• _Stored data_

↓

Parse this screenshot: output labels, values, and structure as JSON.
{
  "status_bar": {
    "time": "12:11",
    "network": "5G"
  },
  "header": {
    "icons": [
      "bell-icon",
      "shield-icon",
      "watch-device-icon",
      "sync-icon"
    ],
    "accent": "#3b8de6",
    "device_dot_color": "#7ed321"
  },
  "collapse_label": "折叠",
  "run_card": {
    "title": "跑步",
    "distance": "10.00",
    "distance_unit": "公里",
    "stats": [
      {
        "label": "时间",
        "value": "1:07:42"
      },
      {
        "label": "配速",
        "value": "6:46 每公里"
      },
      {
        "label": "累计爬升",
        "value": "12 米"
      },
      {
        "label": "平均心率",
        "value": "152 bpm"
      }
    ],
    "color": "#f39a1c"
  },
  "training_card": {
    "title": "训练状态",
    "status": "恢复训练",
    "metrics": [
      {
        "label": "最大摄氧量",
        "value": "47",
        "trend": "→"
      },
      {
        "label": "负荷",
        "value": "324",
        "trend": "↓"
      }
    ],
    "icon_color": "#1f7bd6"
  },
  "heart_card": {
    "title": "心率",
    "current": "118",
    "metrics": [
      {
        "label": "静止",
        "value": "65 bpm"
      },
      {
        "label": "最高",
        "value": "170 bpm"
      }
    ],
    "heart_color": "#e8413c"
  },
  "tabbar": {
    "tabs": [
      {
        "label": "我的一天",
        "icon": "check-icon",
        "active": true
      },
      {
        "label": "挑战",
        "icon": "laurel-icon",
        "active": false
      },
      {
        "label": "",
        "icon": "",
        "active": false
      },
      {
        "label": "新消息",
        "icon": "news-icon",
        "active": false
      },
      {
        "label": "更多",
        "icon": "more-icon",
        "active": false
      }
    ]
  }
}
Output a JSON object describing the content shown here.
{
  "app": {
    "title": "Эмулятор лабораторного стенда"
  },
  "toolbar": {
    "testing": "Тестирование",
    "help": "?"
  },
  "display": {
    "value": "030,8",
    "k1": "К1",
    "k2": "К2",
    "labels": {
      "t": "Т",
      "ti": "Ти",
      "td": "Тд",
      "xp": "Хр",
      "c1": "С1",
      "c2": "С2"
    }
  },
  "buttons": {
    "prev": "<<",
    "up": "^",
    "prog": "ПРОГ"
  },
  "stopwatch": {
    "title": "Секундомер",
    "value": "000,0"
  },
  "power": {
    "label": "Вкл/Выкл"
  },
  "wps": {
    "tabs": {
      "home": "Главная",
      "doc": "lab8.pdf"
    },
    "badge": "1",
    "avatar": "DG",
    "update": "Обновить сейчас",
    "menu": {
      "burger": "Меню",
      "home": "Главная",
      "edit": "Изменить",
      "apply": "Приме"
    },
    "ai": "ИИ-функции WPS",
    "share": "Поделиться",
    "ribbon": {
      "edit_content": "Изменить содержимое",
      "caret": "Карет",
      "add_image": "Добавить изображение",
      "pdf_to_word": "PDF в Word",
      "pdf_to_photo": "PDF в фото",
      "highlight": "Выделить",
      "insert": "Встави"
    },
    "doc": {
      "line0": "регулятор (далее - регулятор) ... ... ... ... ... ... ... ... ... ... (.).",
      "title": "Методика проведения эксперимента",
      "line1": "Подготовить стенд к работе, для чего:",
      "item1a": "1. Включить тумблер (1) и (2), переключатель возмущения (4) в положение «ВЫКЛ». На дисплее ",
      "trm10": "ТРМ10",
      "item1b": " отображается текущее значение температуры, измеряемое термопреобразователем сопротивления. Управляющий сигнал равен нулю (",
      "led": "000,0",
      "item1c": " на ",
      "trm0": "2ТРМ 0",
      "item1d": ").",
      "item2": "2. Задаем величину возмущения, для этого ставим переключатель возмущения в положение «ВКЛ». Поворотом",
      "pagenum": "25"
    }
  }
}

↑

• _Instructions for the task_
Count the lines of the data that contain the string "переключатель", and reply with that number alone.

• _Task answer_
2